## WORK TO BE COMPLETED:
Reproduce the entries exactly.

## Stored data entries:
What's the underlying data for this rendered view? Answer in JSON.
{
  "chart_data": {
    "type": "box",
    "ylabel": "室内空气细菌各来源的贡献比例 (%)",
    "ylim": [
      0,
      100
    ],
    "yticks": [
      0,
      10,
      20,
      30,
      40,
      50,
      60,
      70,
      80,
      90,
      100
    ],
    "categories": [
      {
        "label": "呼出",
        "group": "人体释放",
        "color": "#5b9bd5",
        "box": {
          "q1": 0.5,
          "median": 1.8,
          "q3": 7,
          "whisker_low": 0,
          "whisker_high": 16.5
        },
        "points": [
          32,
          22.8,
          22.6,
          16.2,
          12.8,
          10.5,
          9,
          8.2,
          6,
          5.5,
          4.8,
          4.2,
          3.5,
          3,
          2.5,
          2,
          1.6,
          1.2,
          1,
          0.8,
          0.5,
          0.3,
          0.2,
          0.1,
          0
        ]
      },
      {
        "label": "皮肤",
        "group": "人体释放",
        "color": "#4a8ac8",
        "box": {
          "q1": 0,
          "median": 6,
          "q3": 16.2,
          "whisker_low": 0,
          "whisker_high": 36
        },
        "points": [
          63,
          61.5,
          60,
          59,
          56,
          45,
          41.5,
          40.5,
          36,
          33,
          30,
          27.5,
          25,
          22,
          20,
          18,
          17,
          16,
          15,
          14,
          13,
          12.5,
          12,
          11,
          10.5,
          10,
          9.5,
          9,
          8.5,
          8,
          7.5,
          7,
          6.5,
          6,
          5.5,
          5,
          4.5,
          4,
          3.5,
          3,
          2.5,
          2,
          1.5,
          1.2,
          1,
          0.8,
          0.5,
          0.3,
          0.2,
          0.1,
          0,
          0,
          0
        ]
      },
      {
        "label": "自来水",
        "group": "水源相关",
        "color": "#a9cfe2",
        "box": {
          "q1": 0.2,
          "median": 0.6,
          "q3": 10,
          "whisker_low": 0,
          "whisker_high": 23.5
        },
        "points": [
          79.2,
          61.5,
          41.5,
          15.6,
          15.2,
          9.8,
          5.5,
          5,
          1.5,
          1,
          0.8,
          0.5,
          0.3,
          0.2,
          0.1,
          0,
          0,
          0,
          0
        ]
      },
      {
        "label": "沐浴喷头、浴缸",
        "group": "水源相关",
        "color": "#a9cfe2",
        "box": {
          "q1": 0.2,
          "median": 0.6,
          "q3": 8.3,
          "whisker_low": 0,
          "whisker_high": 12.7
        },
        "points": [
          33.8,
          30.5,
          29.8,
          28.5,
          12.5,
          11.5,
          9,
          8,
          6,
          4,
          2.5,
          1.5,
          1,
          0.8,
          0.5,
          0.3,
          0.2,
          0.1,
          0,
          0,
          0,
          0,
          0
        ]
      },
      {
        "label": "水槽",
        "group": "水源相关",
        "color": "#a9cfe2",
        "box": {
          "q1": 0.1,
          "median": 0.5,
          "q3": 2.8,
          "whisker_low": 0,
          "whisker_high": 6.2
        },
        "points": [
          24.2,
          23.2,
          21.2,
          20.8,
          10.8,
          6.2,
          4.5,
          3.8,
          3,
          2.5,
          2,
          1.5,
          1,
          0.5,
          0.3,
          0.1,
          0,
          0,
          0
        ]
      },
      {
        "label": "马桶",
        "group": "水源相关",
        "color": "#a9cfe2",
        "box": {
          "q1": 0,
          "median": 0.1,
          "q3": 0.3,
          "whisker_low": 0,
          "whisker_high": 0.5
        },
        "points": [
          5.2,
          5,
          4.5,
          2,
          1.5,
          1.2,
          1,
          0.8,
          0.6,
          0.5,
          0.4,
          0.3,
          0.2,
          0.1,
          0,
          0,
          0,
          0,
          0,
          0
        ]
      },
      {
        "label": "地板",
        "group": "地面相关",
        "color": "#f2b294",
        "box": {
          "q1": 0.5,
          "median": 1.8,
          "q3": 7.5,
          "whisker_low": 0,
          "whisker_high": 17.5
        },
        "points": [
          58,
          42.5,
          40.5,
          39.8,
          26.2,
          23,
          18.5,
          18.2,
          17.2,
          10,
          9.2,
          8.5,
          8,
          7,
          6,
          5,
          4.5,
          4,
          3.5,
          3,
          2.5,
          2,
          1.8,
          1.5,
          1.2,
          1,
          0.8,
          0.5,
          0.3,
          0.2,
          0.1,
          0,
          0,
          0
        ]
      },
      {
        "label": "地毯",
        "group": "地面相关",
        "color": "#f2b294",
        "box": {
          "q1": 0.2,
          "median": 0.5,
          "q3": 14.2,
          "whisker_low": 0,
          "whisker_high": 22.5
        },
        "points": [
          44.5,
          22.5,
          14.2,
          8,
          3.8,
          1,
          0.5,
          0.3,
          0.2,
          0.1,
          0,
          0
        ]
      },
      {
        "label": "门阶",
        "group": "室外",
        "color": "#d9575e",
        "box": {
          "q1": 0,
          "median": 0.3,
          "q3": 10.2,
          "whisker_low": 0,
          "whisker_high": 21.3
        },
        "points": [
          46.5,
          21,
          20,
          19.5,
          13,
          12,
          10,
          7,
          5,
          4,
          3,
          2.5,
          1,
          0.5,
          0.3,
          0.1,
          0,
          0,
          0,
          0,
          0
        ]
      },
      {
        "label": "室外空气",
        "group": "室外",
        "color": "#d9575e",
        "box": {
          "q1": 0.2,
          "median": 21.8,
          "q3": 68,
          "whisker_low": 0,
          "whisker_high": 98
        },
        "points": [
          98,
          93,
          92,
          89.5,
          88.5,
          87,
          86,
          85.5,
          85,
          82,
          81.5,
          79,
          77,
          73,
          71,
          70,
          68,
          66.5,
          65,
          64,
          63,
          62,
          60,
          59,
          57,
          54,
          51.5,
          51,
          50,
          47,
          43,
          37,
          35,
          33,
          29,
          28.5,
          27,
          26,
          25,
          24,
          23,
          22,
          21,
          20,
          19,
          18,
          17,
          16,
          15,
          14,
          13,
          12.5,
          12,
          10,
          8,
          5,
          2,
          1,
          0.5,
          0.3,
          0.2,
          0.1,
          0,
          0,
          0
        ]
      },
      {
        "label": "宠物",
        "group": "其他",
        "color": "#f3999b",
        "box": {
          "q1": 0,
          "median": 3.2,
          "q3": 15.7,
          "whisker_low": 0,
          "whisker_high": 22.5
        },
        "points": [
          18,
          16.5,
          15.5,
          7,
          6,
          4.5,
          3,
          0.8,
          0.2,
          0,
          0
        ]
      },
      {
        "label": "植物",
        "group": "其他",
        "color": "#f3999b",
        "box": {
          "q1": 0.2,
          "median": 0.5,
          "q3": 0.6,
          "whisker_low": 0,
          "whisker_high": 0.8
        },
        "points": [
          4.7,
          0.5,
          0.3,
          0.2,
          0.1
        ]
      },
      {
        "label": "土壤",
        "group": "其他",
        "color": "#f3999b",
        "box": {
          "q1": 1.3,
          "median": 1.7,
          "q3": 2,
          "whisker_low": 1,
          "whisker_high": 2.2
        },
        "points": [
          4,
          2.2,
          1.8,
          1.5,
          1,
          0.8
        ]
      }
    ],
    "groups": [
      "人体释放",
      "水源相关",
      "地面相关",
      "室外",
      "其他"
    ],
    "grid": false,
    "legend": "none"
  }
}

## TASK OUTPUT:
What's the underlying data for this rendered view? Answer in JSON.
{
  "chart_data": {
    "type": "box",
    "ylabel": "室内空气细菌各来源的贡献比例 (%)",
    "ylim": [
      0,
      100
    ],
    "yticks": [
      0,
      10,
      20,
      30,
      40,
      50,
      60,
      70,
      80,
      90,
      100
    ],
    "categories": [
      {
        "label": "呼出",
        "group": "人体释放",
        "color": "#5b9bd5",
        "box": {
          "q1": 0.5,
          "median": 1.8,
          "q3": 7,
          "whisker_low": 0,
          "whisker_high": 16.5
        },
        "points": [
          32,
          22.8,
          22.6,
          16.2,
          12.8,
          10.5,
          9,
          8.2,
          6,
          5.5,
          4.8,
          4.2,
          3.5,
          3,
          2.5,
          2,
          1.6,
          1.2,
          1,
          0.8,
          0.5,
          0.3,
          0.2,
          0.1,
          0
        ]
      },
      {
        "label": "皮肤",
        "group": "人体释放",
        "color": "#4a8ac8",
        "box": {
          "q1": 0,
          "median": 6,
          "q3": 16.2,
          "whisker_low": 0,
          "whisker_high": 36
        },
        "points": [
          63,
          61.5,
          60,
          59,
          56,
          45,
          41.5,
          40.5,
          36,
          33,
          30,
          27.5,
          25,
          22,
          20,
          18,
          17,
          16,
          15,
          14,
          13,
          12.5,
          12,
          11,
          10.5,
          10,
          9.5,
          9,
          8.5,
          8,
          7.5,
          7,
          6.5,
          6,
          5.5,
          5,
          4.5,
          4,
          3.5,
          3,
          2.5,
          2,
          1.5,
          1.2,
          1,
          0.8,
          0.5,
          0.3,
          0.2,
          0.1,
          0,
          0,
          0
        ]
      },
      {
        "label": "自来水",
        "group": "水源相关",
        "color": "#a9cfe2",
        "box": {
          "q1": 0.2,
          "median": 0.6,
          "q3": 10,
          "whisker_low": 0,
          "whisker_high": 23.5
        },
        "points": [
          79.2,
          61.5,
          41.5,
          15.6,
          15.2,
          9.8,
          5.5,
          5,
          1.5,
          1,
          0.8,
          0.5,
          0.3,
          0.2,
          0.1,
          0,
          0,
          0,
          0
        ]
      },
      {
        "label": "沐浴喷头、浴缸",
        "group": "水源相关",
        "color": "#a9cfe2",
        "box": {
          "q1": 0.2,
          "median": 0.6,
          "q3": 8.3,
          "whisker_low": 0,
          "whisker_high": 12.7
        },
        "points": [
          33.8,
          30.5,
          29.8,
          28.5,
          12.5,
          11.5,
          9,
          8,
          6,
          4,
          2.5,
          1.5,
          1,
          0.8,
          0.5,
          0.3,
          0.2,
          0.1,
          0,
          0,
          0,
          0,
          0
        ]
      },
      {
        "label": "水槽",
        "group": "水源相关",
        "color": "#a9cfe2",
        "box": {
          "q1": 0.1,
          "median": 0.5,
          "q3": 2.8,
          "whisker_low": 0,
          "whisker_high": 6.2
        },
        "points": [
          24.2,
          23.2,
          21.2,
          20.8,
          10.8,
          6.2,
          4.5,
          3.8,
          3,
          2.5,
          2,
          1.5,
          1,
          0.5,
          0.3,
          0.1,
          0,
          0,
          0
        ]
      },
      {
        "label": "马桶",
        "group": "水源相关",
        "color": "#a9cfe2",
        "box": {
          "q1": 0,
          "median": 0.1,
          "q3": 0.3,
          "whisker_low": 0,
          "whisker_high": 0.5
        },
        "points": [
          5.2,
          5,
          4.5,
          2,
          1.5,
          1.2,
          1,
          0.8,
          0.6,
          0.5,
          0.4,
          0.3,
          0.2,
          0.1,
          0,
          0,
          0,
          0,
          0,
          0
        ]
      },
      {
        "label": "地板",
        "group": "地面相关",
        "color": "#f2b294",
        "box": {
          "q1": 0.5,
          "median": 1.8,
          "q3": 7.5,
          "whisker_low": 0,
          "whisker_high": 17.5
        },
        "points": [
          58,
          42.5,
          40.5,
          39.8,
          26.2,
          23,
          18.5,
          18.2,
          17.2,
          10,
          9.2,
          8.5,
          8,
          7,
          6,
          5,
          4.5,
          4,
          3.5,
          3,
          2.5,
          2,
          1.8,
          1.5,
          1.2,
          1,
          0.8,
          0.5,
          0.3,
          0.2,
          0.1,
          0,
          0,
          0
        ]
      },
      {
        "label": "地毯",
        "group": "地面相关",
        "color": "#f2b294",
        "box": {
          "q1": 0.2,
          "median": 0.5,
          "q3": 14.2,
          "whisker_low": 0,
          "whisker_high": 22.5
        },
        "points": [
          44.5,
          22.5,
          14.2,
          8,
          3.8,
          1,
          0.5,
          0.3,
          0.2,
          0.1,
          0,
          0
        ]
      },
      {
        "label": "门阶",
        "group": "室外",
        "color": "#d9575e",
        "box": {
          "q1": 0,
          "median": 0.3,
          "q3": 10.2,
          "whisker_low": 0,
          "whisker_high": 21.3
        },
        "points": [
          46.5,
          21,
          20,
          19.5,
          13,
          12,
          10,
          7,
          5,
          4,
          3,
          2.5,
          1,
          0.5,
          0.3,
          0.1,
          0,
          0,
          0,
          0,
          0
        ]
      },
      {
        "label": "室外空气",
        "group": "室外",
        "color": "#d9575e",
        "box": {
          "q1": 0.2,
          "median": 21.8,
          "q3": 68,
          "whisker_low": 0,
          "whisker_high": 98
        },
        "points": [
          98,
          93,
          92,
          89.5,
          88.5,
          87,
          86,
          85.5,
          85,
          82,
          81.5,
          79,
          77,
          73,
          71,
          70,
          68,
          66.5,
          65,
          64,
          63,
          62,
          60,
          59,
          57,
          54,
          51.5,
          51,
          50,
          47,
          43,
          37,
          35,
          33,
          29,
          28.5,
          27,
          26,
          25,
          24,
          23,
          22,
          21,
          20,
          19,
          18,
          17,
          16,
          15,
          14,
          13,
          12.5,
          12,
          10,
          8,
          5,
          2,
          1,
          0.5,
          0.3,
          0.2,
          0.1,
          0,
          0,
          0
        ]
      },
      {
        "label": "宠物",
        "group": "其他",
        "color": "#f3999b",
        "box": {
          "q1": 0,
          "median": 3.2,
          "q3": 15.7,
          "whisker_low": 0,
          "whisker_high": 22.5
        },
        "points": [
          18,
          16.5,
          15.5,
          7,
          6,
          4.5,
          3,
          0.8,
          0.2,
          0,
          0
        ]
      },
      {
        "label": "植物",
        "group": "其他",
        "color": "#f3999b",
        "box": {
          "q1": 0.2,
          "median": 0.5,
          "q3": 0.6,
          "whisker_low": 0,
          "whisker_high": 0.8
        },
        "points": [
          4.7,
          0.5,
          0.3,
          0.2,
          0.1
        ]
      },
      {
        "label": "土壤",
        "group": "其他",
        "color": "#f3999b",
        "box": {
          "q1": 1.3,
          "median": 1.7,
          "q3": 2,
          "whisker_low": 1,
          "whisker_high": 2.2
        },
        "points": [
          4,
          2.2,
          1.8,
          1.5,
          1,
          0.8
        ]
      }
    ],
    "groups": [
      "人体释放",
      "水源相关",
      "地面相关",
      "室外",
      "其他"
    ],
    "grid": false,
    "legend": "none"
  }
}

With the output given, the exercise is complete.